Dataset entries
#####

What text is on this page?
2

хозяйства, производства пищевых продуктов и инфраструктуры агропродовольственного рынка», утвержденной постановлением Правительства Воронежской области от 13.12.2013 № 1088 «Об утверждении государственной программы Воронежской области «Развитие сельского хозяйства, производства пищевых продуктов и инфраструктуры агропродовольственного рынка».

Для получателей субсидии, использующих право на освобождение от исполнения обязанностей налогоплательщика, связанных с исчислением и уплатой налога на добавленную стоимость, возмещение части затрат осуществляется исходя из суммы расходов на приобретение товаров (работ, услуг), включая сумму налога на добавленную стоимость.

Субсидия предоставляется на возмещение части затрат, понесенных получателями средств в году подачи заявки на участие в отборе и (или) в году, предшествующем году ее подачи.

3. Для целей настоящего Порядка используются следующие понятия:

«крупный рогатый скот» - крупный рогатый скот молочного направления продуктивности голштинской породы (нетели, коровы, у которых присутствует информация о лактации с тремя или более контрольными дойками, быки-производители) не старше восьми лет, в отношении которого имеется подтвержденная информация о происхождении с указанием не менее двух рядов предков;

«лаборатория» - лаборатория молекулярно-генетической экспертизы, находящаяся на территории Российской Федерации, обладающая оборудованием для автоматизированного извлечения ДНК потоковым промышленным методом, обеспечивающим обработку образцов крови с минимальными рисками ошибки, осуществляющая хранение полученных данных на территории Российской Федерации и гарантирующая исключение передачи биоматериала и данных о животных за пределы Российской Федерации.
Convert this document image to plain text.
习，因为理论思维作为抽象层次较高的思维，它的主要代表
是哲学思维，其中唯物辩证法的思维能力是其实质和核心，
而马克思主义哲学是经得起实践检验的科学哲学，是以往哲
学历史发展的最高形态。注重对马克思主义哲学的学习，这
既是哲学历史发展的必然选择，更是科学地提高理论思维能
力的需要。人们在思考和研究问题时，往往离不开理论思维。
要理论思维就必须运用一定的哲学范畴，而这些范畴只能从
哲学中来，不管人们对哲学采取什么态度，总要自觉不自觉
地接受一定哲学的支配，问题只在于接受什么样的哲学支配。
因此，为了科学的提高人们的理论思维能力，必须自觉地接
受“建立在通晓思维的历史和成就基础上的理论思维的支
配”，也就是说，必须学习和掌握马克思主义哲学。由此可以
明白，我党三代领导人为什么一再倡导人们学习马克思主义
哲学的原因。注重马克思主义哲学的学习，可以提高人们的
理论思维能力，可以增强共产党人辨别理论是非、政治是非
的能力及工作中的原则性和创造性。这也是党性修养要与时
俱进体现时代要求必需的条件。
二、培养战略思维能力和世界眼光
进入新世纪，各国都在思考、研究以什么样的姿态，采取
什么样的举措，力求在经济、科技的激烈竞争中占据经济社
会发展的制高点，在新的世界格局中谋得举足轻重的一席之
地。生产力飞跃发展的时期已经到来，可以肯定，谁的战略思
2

#####

Aim: What is needed here is an exact reproduction of all the entries.

Full solution:
What text is on this page?
2

хозяйства, производства пищевых продуктов и инфраструктуры агропродовольственного рынка», утвержденной постановлением Правительства Воронежской области от 13.12.2013 № 1088 «Об утверждении государственной программы Воронежской области «Развитие сельского хозяйства, производства пищевых продуктов и инфраструктуры агропродовольственного рынка».

Для получателей субсидии, использующих право на освобождение от исполнения обязанностей налогоплательщика, связанных с исчислением и уплатой налога на добавленную стоимость, возмещение части затрат осуществляется исходя из суммы расходов на приобретение товаров (работ, услуг), включая сумму налога на добавленную стоимость.

Субсидия предоставляется на возмещение части затрат, понесенных получателями средств в году подачи заявки на участие в отборе и (или) в году, предшествующем году ее подачи.

3. Для целей настоящего Порядка используются следующие понятия:

«крупный рогатый скот» - крупный рогатый скот молочного направления продуктивности голштинской породы (нетели, коровы, у которых присутствует информация о лактации с тремя или более контрольными дойками, быки-производители) не старше восьми лет, в отношении которого имеется подтвержденная информация о происхождении с указанием не менее двух рядов предков;

«лаборатория» - лаборатория молекулярно-генетической экспертизы, находящаяся на территории Российской Федерации, обладающая оборудованием для автоматизированного извлечения ДНК потоковым промышленным методом, обеспечивающим обработку образцов крови с минимальными рисками ошибки, осуществляющая хранение полученных данных на территории Российской Федерации и гарантирующая исключение передачи биоматериала и данных о животных за пределы Российской Федерации.
Convert this document image to plain text.
习，因为理论思维作为抽象层次较高的思维，它的主要代表
是哲学思维，其中唯物辩证法的思维能力是其实质和核心，
而马克思主义哲学是经得起实践检验的科学哲学，是以往哲
学历史发展的最高形态。注重对马克思主义哲学的学习，这
既是哲学历史发展的必然选择，更是科学地提高理论思维能
力的需要。人们在思考和研究问题时，往往离不开理论思维。
要理论思维就必须运用一定的哲学范畴，而这些范畴只能从
哲学中来，不管人们对哲学采取什么态度，总要自觉不自觉
地接受一定哲学的支配，问题只在于接受什么样的哲学支配。
因此，为了科学的提高人们的理论思维能力，必须自觉地接
受“建立在通晓思维的历史和成就基础上的理论思维的支
配”，也就是说，必须学习和掌握马克思主义哲学。由此可以
明白，我党三代领导人为什么一再倡导人们学习马克思主义
哲学的原因。注重马克思主义哲学的学习，可以提高人们的
理论思维能力，可以增强共产党人辨别理论是非、政治是非
的能力及工作中的原则性和创造性。这也是党性修养要与时
俱进体现时代要求必需的条件。
二、培养战略思维能力和世界眼光
进入新世纪，各国都在思考、研究以什么样的姿态，采取
什么样的举措，力求在经济、科技的激烈竞争中占据经济社
会发展的制高点，在新的世界格局中谋得举足轻重的一席之
地。生产力飞跃发展的时期已经到来，可以肯定，谁的战略思
2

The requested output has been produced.